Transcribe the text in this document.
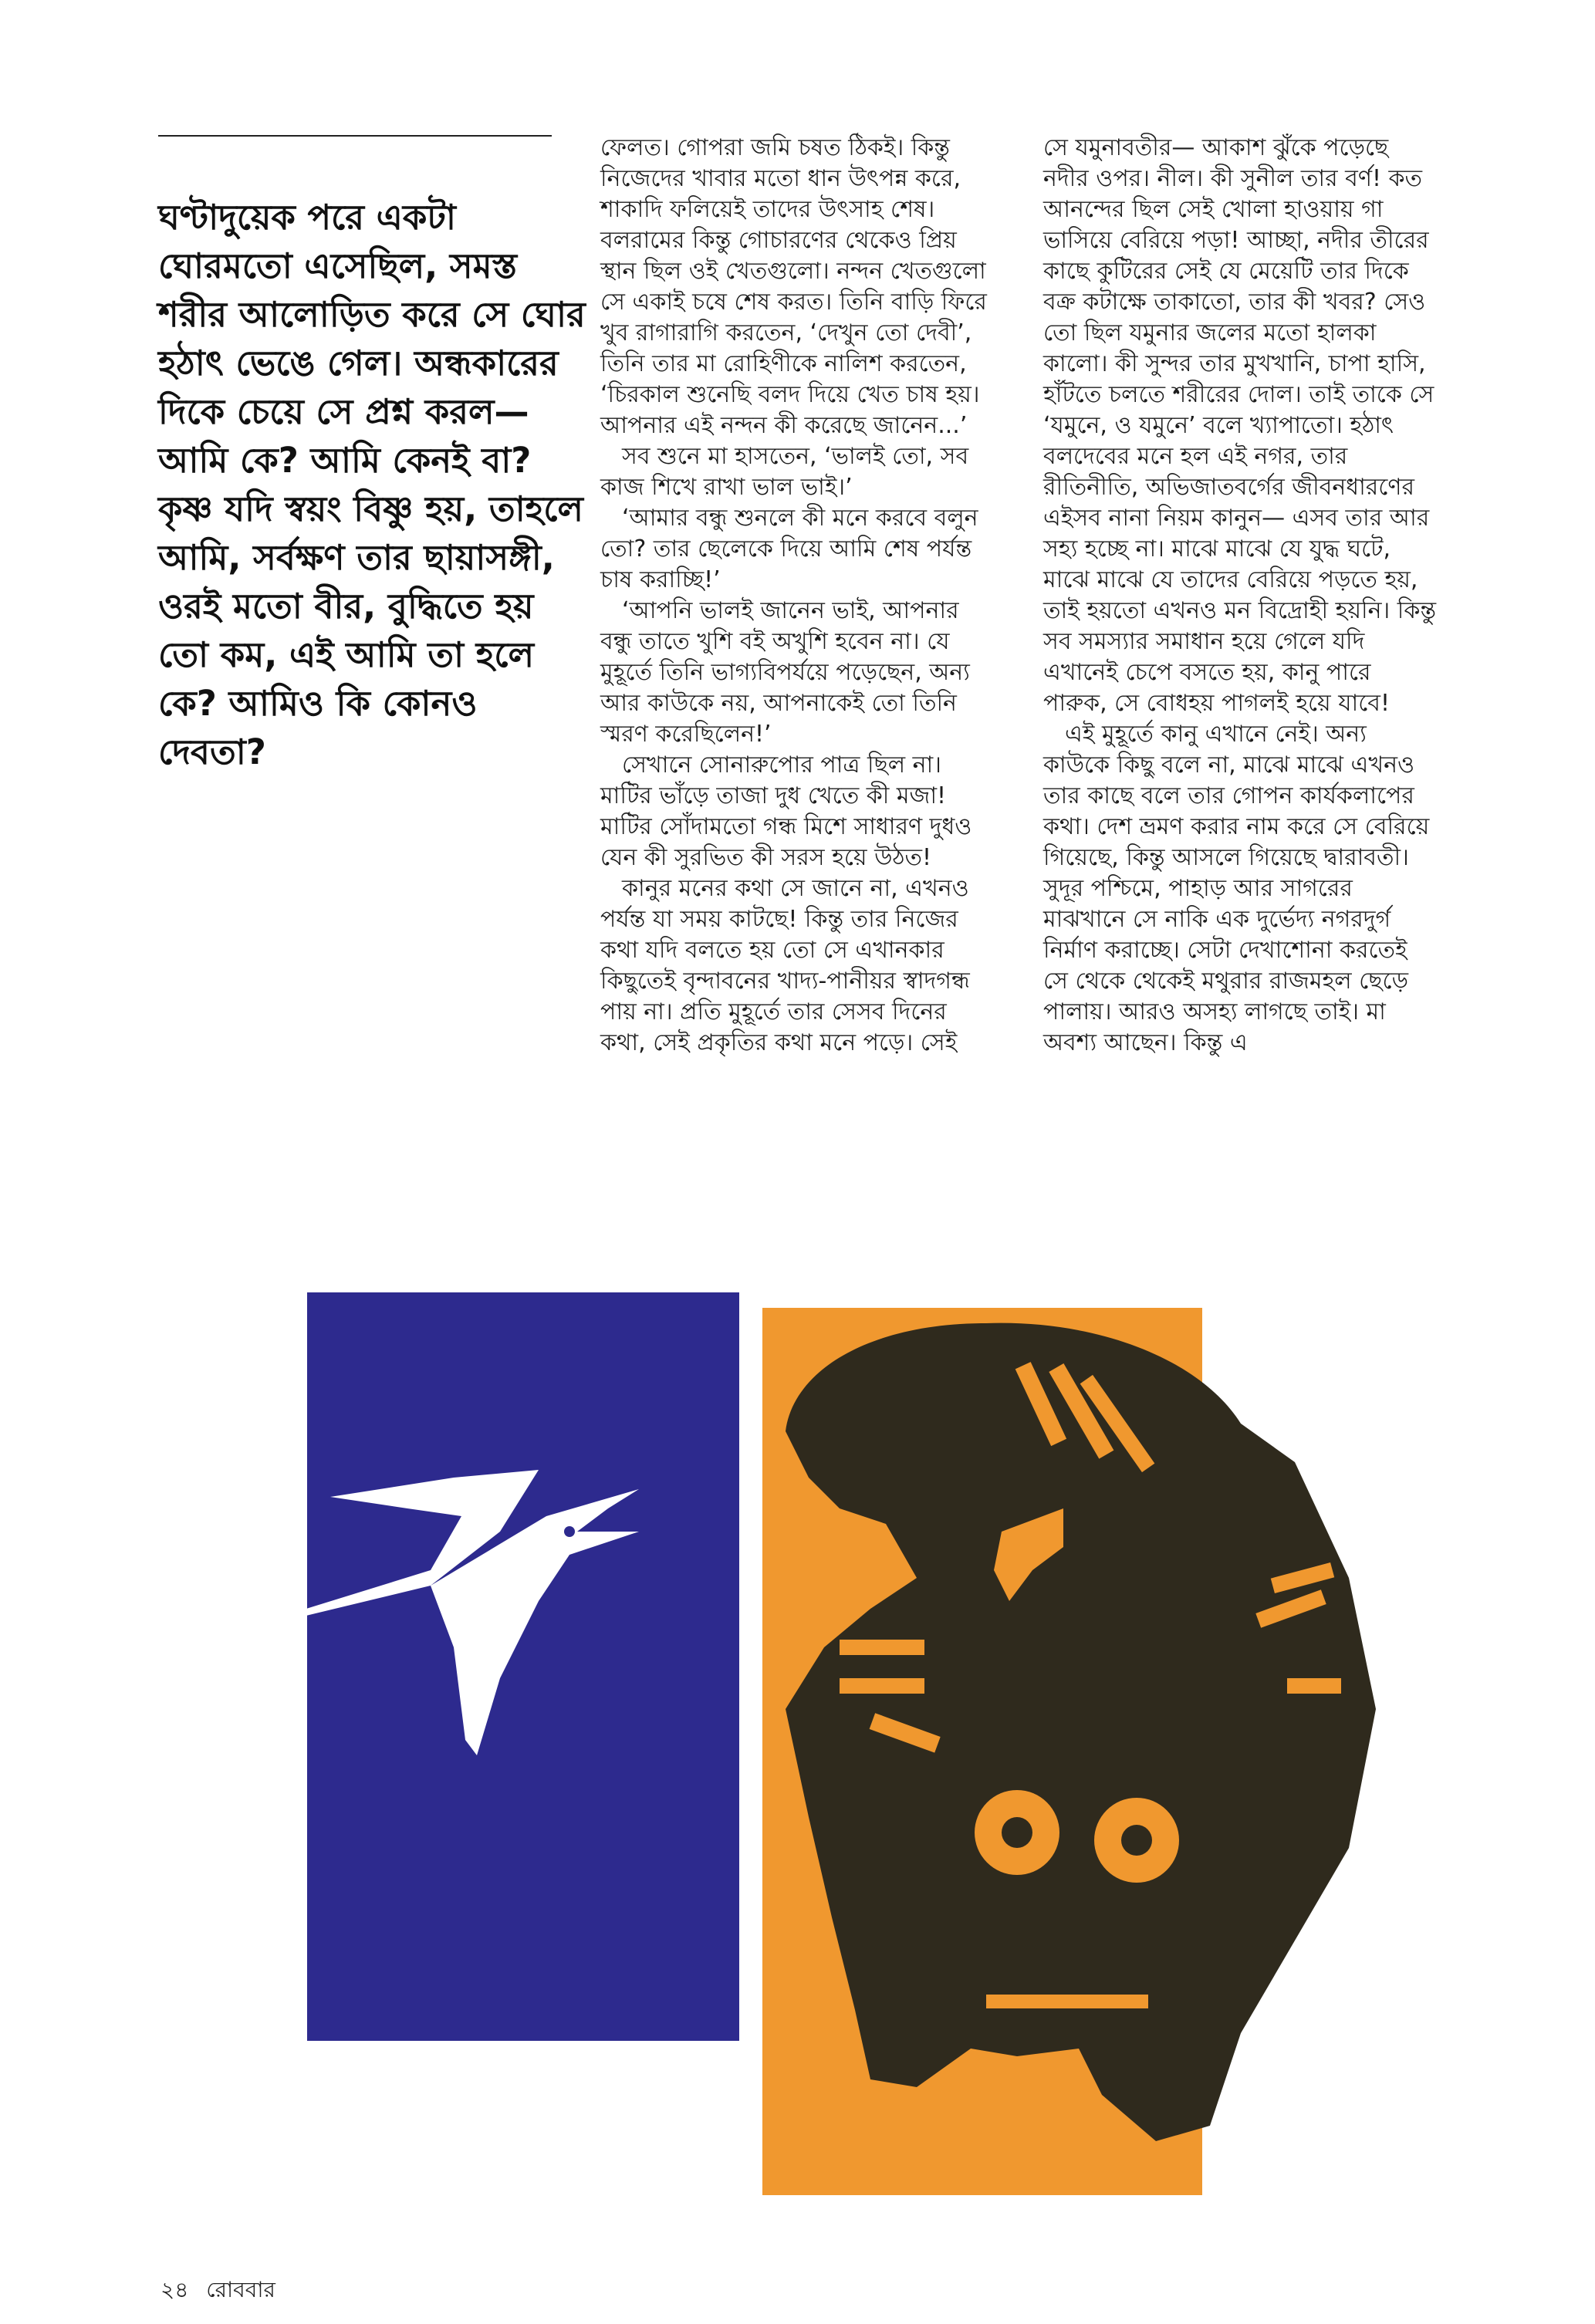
ঘণ্টাদুয়েক পরে একটা ঘোরমতো এসেছিল, সমস্ত শরীর আলোড়িত করে সে ঘোর হঠাৎ ভেঙে গেল। অন্ধকারের দিকে চেয়ে সে প্রশ্ন করল— আমি কে? আমি কেনই বা? কৃষ্ণ যদি স্বয়ং বিষ্ণু হয়, তাহলে আমি, সর্বক্ষণ তার ছায়াসঙ্গী, ওরই মতো বীর, বুদ্ধিতে হয় তো কম, এই আমি তা হলে কে? আমিও কি কোনও দেবতা?

ফেলত। গোপরা জমি চষত ঠিকই। কিন্তু নিজেদের খাবার মতো ধান উৎপন্ন করে, শাকাদি ফলিয়েই তাদের উৎসাহ শেষ। বলরামের কিন্তু গোচারণের থেকেও প্রিয় স্থান ছিল ওই খেতগুলো। নন্দন খেতগুলো সে একাই চষে শেষ করত। তিনি বাড়ি ফিরে খুব রাগারাগি করতেন, ‘দেখুন তো দেবী’, তিনি তার মা রোহিণীকে নালিশ করতেন, ‘চিরকাল শুনেছি বলদ দিয়ে খেত চাষ হয়। আপনার এই নন্দন কী করেছে জানেন...’

সব শুনে মা হাসতেন, ‘ভালই তো, সব কাজ শিখে রাখা ভাল ভাই।’

‘আমার বন্ধু শুনলে কী মনে করবে বলুন তো? তার ছেলেকে দিয়ে আমি শেষ পর্যন্ত চাষ করাচ্ছি!’

‘আপনি ভালই জানেন ভাই, আপনার বন্ধু তাতে খুশি বই অখুশি হবেন না। যে মুহূর্তে তিনি ভাগ্যবিপর্যয়ে পড়েছেন, অন্য আর কাউকে নয়, আপনাকেই তো তিনি স্মরণ করেছিলেন!’

সেখানে সোনারুপোর পাত্র ছিল না। মাটির ভাঁড়ে তাজা দুধ খেতে কী মজা! মাটির সোঁদামতো গন্ধ মিশে সাধারণ দুধও যেন কী সুরভিত কী সরস হয়ে উঠত!

কানুর মনের কথা সে জানে না, এখনও পর্যন্ত যা সময় কাটছে! কিন্তু তার নিজের কথা যদি বলতে হয় তো সে এখানকার কিছুতেই বৃন্দাবনের খাদ্য-পানীয়র স্বাদগন্ধ পায় না। প্রতি মুহূর্তে তার সেসব দিনের কথা, সেই প্রকৃতির কথা মনে পড়ে। সেই

সে যমুনাবতীর— আকাশ ঝুঁকে পড়েছে নদীর ওপর। নীল। কী সুনীল তার বর্ণ! কত আনন্দের ছিল সেই খোলা হাওয়ায় গা ভাসিয়ে বেরিয়ে পড়া! আচ্ছা, নদীর তীরের কাছে কুটিরের সেই যে মেয়েটি তার দিকে বক্র কটাক্ষে তাকাতো, তার কী খবর? সেও তো ছিল যমুনার জলের মতো হালকা কালো। কী সুন্দর তার মুখখানি, চাপা হাসি, হাঁটতে চলতে শরীরের দোল। তাই তাকে সে ‘যমুনে, ও যমুনে’ বলে খ্যাপাতো। হঠাৎ বলদেবের মনে হল এই নগর, তার রীতিনীতি, অভিজাতবর্গের জীবনধারণের এইসব নানা নিয়ম কানুন— এসব তার আর সহ্য হচ্ছে না। মাঝে মাঝে যে যুদ্ধ ঘটে, মাঝে মাঝে যে তাদের বেরিয়ে পড়তে হয়, তাই হয়তো এখনও মন বিদ্রোহী হয়নি। কিন্তু সব সমস্যার সমাধান হয়ে গেলে যদি এখানেই চেপে বসতে হয়, কানু পারে পারুক, সে বোধহয় পাগলই হয়ে যাবে!

এই মুহূর্তে কানু এখানে নেই। অন্য কাউকে কিছু বলে না, মাঝে মাঝে এখনও তার কাছে বলে তার গোপন কার্যকলাপের কথা। দেশ ভ্রমণ করার নাম করে সে বেরিয়ে গিয়েছে, কিন্তু আসলে গিয়েছে দ্বারাবতী। সুদূর পশ্চিমে, পাহাড় আর সাগরের মাঝখানে সে নাকি এক দুর্ভেদ্য নগরদুর্গ নির্মাণ করাচ্ছে। সেটা দেখাশোনা করতেই সে থেকে থেকেই মথুরার রাজমহল ছেড়ে পালায়। আরও অসহ্য লাগছে তাই। মা অবশ্য আছেন। কিন্তু এ

২৪ রোববার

▶ REQUIREMENTS
Reproduce all of the data exactly, omitting each picture it holds.

▶ SOLUTION FOR THIS EXERCISE
Transcribe the text in this document.
ঘণ্টাদুয়েক পরে একটা ঘোরমতো এসেছিল, সমস্ত শরীর আলোড়িত করে সে ঘোর হঠাৎ ভেঙে গেল। অন্ধকারের দিকে চেয়ে সে প্রশ্ন করল— আমি কে? আমি কেনই বা? কৃষ্ণ যদি স্বয়ং বিষ্ণু হয়, তাহলে আমি, সর্বক্ষণ তার ছায়াসঙ্গী, ওরই মতো বীর, বুদ্ধিতে হয় তো কম, এই আমি তা হলে কে? আমিও কি কোনও দেবতা?

ফেলত। গোপরা জমি চষত ঠিকই। কিন্তু নিজেদের খাবার মতো ধান উৎপন্ন করে, শাকাদি ফলিয়েই তাদের উৎসাহ শেষ। বলরামের কিন্তু গোচারণের থেকেও প্রিয় স্থান ছিল ওই খেতগুলো। নন্দন খেতগুলো সে একাই চষে শেষ করত। তিনি বাড়ি ফিরে খুব রাগারাগি করতেন, ‘দেখুন তো দেবী’, তিনি তার মা রোহিণীকে নালিশ করতেন, ‘চিরকাল শুনেছি বলদ দিয়ে খেত চাষ হয়। আপনার এই নন্দন কী করেছে জানেন...’

সব শুনে মা হাসতেন, ‘ভালই তো, সব কাজ শিখে রাখা ভাল ভাই।’

‘আমার বন্ধু শুনলে কী মনে করবে বলুন তো? তার ছেলেকে দিয়ে আমি শেষ পর্যন্ত চাষ করাচ্ছি!’

‘আপনি ভালই জানেন ভাই, আপনার বন্ধু তাতে খুশি বই অখুশি হবেন না। যে মুহূর্তে তিনি ভাগ্যবিপর্যয়ে পড়েছেন, অন্য আর কাউকে নয়, আপনাকেই তো তিনি স্মরণ করেছিলেন!’

সেখানে সোনারুপোর পাত্র ছিল না। মাটির ভাঁড়ে তাজা দুধ খেতে কী মজা! মাটির সোঁদামতো গন্ধ মিশে সাধারণ দুধও যেন কী সুরভিত কী সরস হয়ে উঠত!

কানুর মনের কথা সে জানে না, এখনও পর্যন্ত যা সময় কাটছে! কিন্তু তার নিজের কথা যদি বলতে হয় তো সে এখানকার কিছুতেই বৃন্দাবনের খাদ্য-পানীয়র স্বাদগন্ধ পায় না। প্রতি মুহূর্তে তার সেসব দিনের কথা, সেই প্রকৃতির কথা মনে পড়ে। সেই

সে যমুনাবতীর— আকাশ ঝুঁকে পড়েছে নদীর ওপর। নীল। কী সুনীল তার বর্ণ! কত আনন্দের ছিল সেই খোলা হাওয়ায় গা ভাসিয়ে বেরিয়ে পড়া! আচ্ছা, নদীর তীরের কাছে কুটিরের সেই যে মেয়েটি তার দিকে বক্র কটাক্ষে তাকাতো, তার কী খবর? সেও তো ছিল যমুনার জলের মতো হালকা কালো। কী সুন্দর তার মুখখানি, চাপা হাসি, হাঁটতে চলতে শরীরের দোল। তাই তাকে সে ‘যমুনে, ও যমুনে’ বলে খ্যাপাতো। হঠাৎ বলদেবের মনে হল এই নগর, তার রীতিনীতি, অভিজাতবর্গের জীবনধারণের এইসব নানা নিয়ম কানুন— এসব তার আর সহ্য হচ্ছে না। মাঝে মাঝে যে যুদ্ধ ঘটে, মাঝে মাঝে যে তাদের বেরিয়ে পড়তে হয়, তাই হয়তো এখনও মন বিদ্রোহী হয়নি। কিন্তু সব সমস্যার সমাধান হয়ে গেলে যদি এখানেই চেপে বসতে হয়, কানু পারে পারুক, সে বোধহয় পাগলই হয়ে যাবে!

এই মুহূর্তে কানু এখানে নেই। অন্য কাউকে কিছু বলে না, মাঝে মাঝে এখনও তার কাছে বলে তার গোপন কার্যকলাপের কথা। দেশ ভ্রমণ করার নাম করে সে বেরিয়ে গিয়েছে, কিন্তু আসলে গিয়েছে দ্বারাবতী। সুদূর পশ্চিমে, পাহাড় আর সাগরের মাঝখানে সে নাকি এক দুর্ভেদ্য নগরদুর্গ নির্মাণ করাচ্ছে। সেটা দেখাশোনা করতেই সে থেকে থেকেই মথুরার রাজমহল ছেড়ে পালায়। আরও অসহ্য লাগছে তাই। মা অবশ্য আছেন। কিন্তু এ

২৪ রোববার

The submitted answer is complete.